OBJECTIVE: In your copy, repeat the records exactly and leave out the pictures.

Collected data entries:

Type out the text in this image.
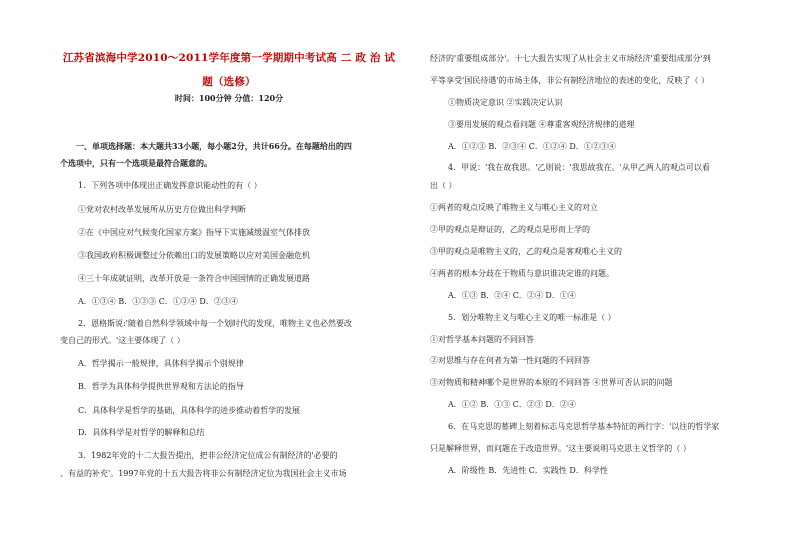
江苏省滨海中学2010～2011学年度第一学期期中考试高 二 政 治 试
题（选修）
时间：100分钟 分值：120分

一、单项选择题：本大题共33小题，每小题2分，共计66分。在每题给出的四

个选项中，只有一个选项是最符合题意的。

1．下列各项中体现出正确发挥意识能动性的有（ ）
①党对农村改革发展所从历史方位做出科学判断
②在《中国应对气候变化国家方案》指导下实施减缓温室气体排放
③我国政府积极调整过分依赖出口的发展策略以应对美国金融危机
④三十年成就证明，改革开放是一条符合中国国情的正确发展道路
A．①③④ B．①②③ C．①②④ D．②③④
2．恩格斯说:'随着自然科学领域中每一个划时代的发现，唯物主义也必然要改
变自己的形式。'这主要体现了（ ）
A．哲学揭示一般规律，具体科学揭示个别规律
B．哲学为具体科学提供世界观和方法论的指导
C．具体科学是哲学的基础，具体科学的进步推动着哲学的发展
D．具体科学是对哲学的解释和总结
3．1982年党的十二大报告提出，把非公经济定位成公有制经济的'必要的
、有益的补充'。1997年党的十五大报告将非公有制经济定位为我国社会主义市场
经济的'重要组成部分'。十七大报告实现了从社会主义市场经济'重要组成部分'到
平等享受'国民待遇'的市场主体，非公有制经济地位的表述的变化，反映了（ ）
①物质决定意识 ②实践决定认识
③要用发展的观点看问题 ④尊重客观经济规律的道理
A．①②③ B．②③④ C．①②④ D．①②③④
4．甲说：'我在故我思。'乙则说：'我思故我在。'从甲乙两人的观点可以看
出（ ）
①两者的观点反映了唯物主义与唯心主义的对立
②甲的观点是辩证的，乙的观点是形而上学的
③甲的观点是唯物主义的，乙的观点是客观唯心主义的
④两者的根本分歧在于物质与意识谁决定谁的问题。
A．①③ B．②④ C．②④ D．①④
5．划分唯物主义与唯心主义的唯一标准是（ ）
①对哲学基本问题的不同回答
②对思维与存在何者为第一性问题的不同回答
③对物质和精神哪个是世界的本原的不同回答 ④世界可否认识的问题
A．①② B．①③ C．②③ D．②④
6．在马克思的墓碑上刻着标志马克思哲学基本特征的两行字：'以往的哲学家
只是解释世界，而问题在于改造世界。'这主要说明马克思主义哲学的（ ）
A．阶级性 B．先进性 C．实践性 D．科学性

TASK OUTPUT:
Type out the text in this image.
江苏省滨海中学2010～2011学年度第一学期期中考试高 二 政 治 试
题（选修）
时间：100分钟 分值：120分

一、单项选择题：本大题共33小题，每小题2分，共计66分。在每题给出的四

个选项中，只有一个选项是最符合题意的。

1．下列各项中体现出正确发挥意识能动性的有（ ）
①党对农村改革发展所从历史方位做出科学判断
②在《中国应对气候变化国家方案》指导下实施减缓温室气体排放
③我国政府积极调整过分依赖出口的发展策略以应对美国金融危机
④三十年成就证明，改革开放是一条符合中国国情的正确发展道路
A．①③④ B．①②③ C．①②④ D．②③④
2．恩格斯说:'随着自然科学领域中每一个划时代的发现，唯物主义也必然要改
变自己的形式。'这主要体现了（ ）
A．哲学揭示一般规律，具体科学揭示个别规律
B．哲学为具体科学提供世界观和方法论的指导
C．具体科学是哲学的基础，具体科学的进步推动着哲学的发展
D．具体科学是对哲学的解释和总结
3．1982年党的十二大报告提出，把非公经济定位成公有制经济的'必要的
、有益的补充'。1997年党的十五大报告将非公有制经济定位为我国社会主义市场
经济的'重要组成部分'。十七大报告实现了从社会主义市场经济'重要组成部分'到
平等享受'国民待遇'的市场主体，非公有制经济地位的表述的变化，反映了（ ）
①物质决定意识 ②实践决定认识
③要用发展的观点看问题 ④尊重客观经济规律的道理
A．①②③ B．②③④ C．①②④ D．①②③④
4．甲说：'我在故我思。'乙则说：'我思故我在。'从甲乙两人的观点可以看
出（ ）
①两者的观点反映了唯物主义与唯心主义的对立
②甲的观点是辩证的，乙的观点是形而上学的
③甲的观点是唯物主义的，乙的观点是客观唯心主义的
④两者的根本分歧在于物质与意识谁决定谁的问题。
A．①③ B．②④ C．②④ D．①④
5．划分唯物主义与唯心主义的唯一标准是（ ）
①对哲学基本问题的不同回答
②对思维与存在何者为第一性问题的不同回答
③对物质和精神哪个是世界的本原的不同回答 ④世界可否认识的问题
A．①② B．①③ C．②③ D．②④
6．在马克思的墓碑上刻着标志马克思哲学基本特征的两行字：'以往的哲学家
只是解释世界，而问题在于改造世界。'这主要说明马克思主义哲学的（ ）
A．阶级性 B．先进性 C．实践性 D．科学性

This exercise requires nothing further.